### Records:
** START **
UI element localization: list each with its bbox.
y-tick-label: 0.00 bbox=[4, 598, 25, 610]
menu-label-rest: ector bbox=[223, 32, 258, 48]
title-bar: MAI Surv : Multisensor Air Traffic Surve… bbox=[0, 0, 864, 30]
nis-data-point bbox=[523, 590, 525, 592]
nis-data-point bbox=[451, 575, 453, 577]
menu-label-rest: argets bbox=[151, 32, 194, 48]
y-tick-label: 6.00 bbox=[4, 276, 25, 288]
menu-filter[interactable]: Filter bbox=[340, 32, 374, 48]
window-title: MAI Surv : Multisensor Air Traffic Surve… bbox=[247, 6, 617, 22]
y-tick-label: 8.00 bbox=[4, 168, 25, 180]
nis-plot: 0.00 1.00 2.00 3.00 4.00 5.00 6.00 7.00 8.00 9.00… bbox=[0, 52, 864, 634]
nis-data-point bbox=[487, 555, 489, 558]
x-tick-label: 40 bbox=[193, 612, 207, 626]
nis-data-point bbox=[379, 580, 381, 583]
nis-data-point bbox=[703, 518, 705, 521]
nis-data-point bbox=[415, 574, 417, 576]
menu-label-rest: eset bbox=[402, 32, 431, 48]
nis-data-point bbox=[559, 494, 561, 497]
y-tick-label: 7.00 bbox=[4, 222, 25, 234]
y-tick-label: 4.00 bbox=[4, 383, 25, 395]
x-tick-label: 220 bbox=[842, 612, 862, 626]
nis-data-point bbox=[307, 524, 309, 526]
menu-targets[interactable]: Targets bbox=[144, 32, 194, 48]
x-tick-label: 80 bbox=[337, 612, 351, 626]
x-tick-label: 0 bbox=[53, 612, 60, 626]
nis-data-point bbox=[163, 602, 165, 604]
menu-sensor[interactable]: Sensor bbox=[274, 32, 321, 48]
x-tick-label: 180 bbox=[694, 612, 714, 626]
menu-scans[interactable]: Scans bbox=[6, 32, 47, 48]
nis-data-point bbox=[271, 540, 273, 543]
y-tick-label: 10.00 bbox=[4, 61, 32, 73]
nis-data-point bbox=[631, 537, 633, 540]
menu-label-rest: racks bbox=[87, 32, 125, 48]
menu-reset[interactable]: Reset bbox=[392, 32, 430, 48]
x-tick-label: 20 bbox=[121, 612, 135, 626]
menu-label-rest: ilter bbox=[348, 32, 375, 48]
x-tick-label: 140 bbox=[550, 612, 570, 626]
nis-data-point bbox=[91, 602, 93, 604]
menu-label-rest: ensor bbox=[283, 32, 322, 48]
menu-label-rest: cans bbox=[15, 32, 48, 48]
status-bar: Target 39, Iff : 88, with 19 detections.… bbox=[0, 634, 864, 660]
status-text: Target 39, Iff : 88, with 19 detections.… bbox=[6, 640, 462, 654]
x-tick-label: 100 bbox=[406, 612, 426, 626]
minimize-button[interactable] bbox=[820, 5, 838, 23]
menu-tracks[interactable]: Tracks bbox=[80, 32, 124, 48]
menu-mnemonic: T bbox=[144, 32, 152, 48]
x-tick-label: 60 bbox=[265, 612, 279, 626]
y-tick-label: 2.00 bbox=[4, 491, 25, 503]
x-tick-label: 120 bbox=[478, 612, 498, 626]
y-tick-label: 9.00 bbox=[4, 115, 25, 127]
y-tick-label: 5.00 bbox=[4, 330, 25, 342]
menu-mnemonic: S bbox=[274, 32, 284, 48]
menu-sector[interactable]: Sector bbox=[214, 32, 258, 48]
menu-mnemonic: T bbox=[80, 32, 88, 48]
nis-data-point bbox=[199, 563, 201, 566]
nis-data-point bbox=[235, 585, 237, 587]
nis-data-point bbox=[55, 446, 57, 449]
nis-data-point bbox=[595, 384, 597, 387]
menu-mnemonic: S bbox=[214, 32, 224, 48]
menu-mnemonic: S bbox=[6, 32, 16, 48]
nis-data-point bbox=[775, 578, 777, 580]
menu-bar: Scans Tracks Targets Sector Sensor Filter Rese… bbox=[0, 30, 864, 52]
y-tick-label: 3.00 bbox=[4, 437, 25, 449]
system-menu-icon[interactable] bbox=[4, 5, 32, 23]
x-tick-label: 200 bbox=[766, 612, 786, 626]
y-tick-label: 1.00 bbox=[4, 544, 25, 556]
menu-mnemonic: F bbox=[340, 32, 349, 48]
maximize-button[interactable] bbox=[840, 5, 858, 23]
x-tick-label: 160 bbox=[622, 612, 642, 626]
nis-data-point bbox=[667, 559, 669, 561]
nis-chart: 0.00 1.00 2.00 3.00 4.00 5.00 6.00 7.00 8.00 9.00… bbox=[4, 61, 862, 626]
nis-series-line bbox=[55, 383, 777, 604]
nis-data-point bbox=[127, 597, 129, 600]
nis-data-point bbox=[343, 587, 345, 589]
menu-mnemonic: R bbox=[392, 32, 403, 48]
** END **
Starting from the beginning of the entries and running through the line containing "x-tick-label: 100 bbox=[406, 612, 426, 626]", inclusive, output those lines as a numbered list with blank lines omitted.

1. UI element localization: list each with its bbox.
2. y-tick-label: 0.00 bbox=[4, 598, 25, 610]
3. menu-label-rest: ector bbox=[223, 32, 258, 48]
4. title-bar: MAI Surv : Multisensor Air Traffic Surve… bbox=[0, 0, 864, 30]
5. nis-data-point bbox=[523, 590, 525, 592]
6. nis-data-point bbox=[451, 575, 453, 577]
7. menu-label-rest: argets bbox=[151, 32, 194, 48]
8. y-tick-label: 6.00 bbox=[4, 276, 25, 288]
9. menu-filter[interactable]: Filter bbox=[340, 32, 374, 48]
10. window-title: MAI Surv : Multisensor Air Traffic Surve… bbox=[247, 6, 617, 22]
11. y-tick-label: 8.00 bbox=[4, 168, 25, 180]
12. nis-plot: 0.00 1.00 2.00 3.00 4.00 5.00 6.00 7.00 8.00 9.00… bbox=[0, 52, 864, 634]
13. nis-data-point bbox=[487, 555, 489, 558]
14. x-tick-label: 40 bbox=[193, 612, 207, 626]
15. nis-data-point bbox=[379, 580, 381, 583]
16. nis-data-point bbox=[703, 518, 705, 521]
17. nis-data-point bbox=[415, 574, 417, 576]
18. menu-label-rest: eset bbox=[402, 32, 431, 48]
19. nis-data-point bbox=[559, 494, 561, 497]
20. y-tick-label: 7.00 bbox=[4, 222, 25, 234]
21. y-tick-label: 4.00 bbox=[4, 383, 25, 395]
22. x-tick-label: 220 bbox=[842, 612, 862, 626]
23. nis-data-point bbox=[307, 524, 309, 526]
24. menu-targets[interactable]: Targets bbox=[144, 32, 194, 48]
25. x-tick-label: 80 bbox=[337, 612, 351, 626]
26. x-tick-label: 0 bbox=[53, 612, 60, 626]
27. nis-data-point bbox=[163, 602, 165, 604]
28. menu-sensor[interactable]: Sensor bbox=[274, 32, 321, 48]
29. x-tick-label: 180 bbox=[694, 612, 714, 626]
30. menu-scans[interactable]: Scans bbox=[6, 32, 47, 48]
31. nis-data-point bbox=[271, 540, 273, 543]
32. y-tick-label: 10.00 bbox=[4, 61, 32, 73]
33. nis-data-point bbox=[631, 537, 633, 540]
34. menu-label-rest: racks bbox=[87, 32, 125, 48]
35. menu-reset[interactable]: Reset bbox=[392, 32, 430, 48]
36. x-tick-label: 20 bbox=[121, 612, 135, 626]
37. menu-label-rest: ilter bbox=[348, 32, 375, 48]
38. x-tick-label: 140 bbox=[550, 612, 570, 626]
39. nis-data-point bbox=[91, 602, 93, 604]
40. menu-label-rest: ensor bbox=[283, 32, 322, 48]
41. menu-label-rest: cans bbox=[15, 32, 48, 48]
42. status-bar: Target 39, Iff : 88, with 19 detections.… bbox=[0, 634, 864, 660]
43. status-text: Target 39, Iff : 88, with 19 detections.… bbox=[6, 640, 462, 654]
44. x-tick-label: 100 bbox=[406, 612, 426, 626]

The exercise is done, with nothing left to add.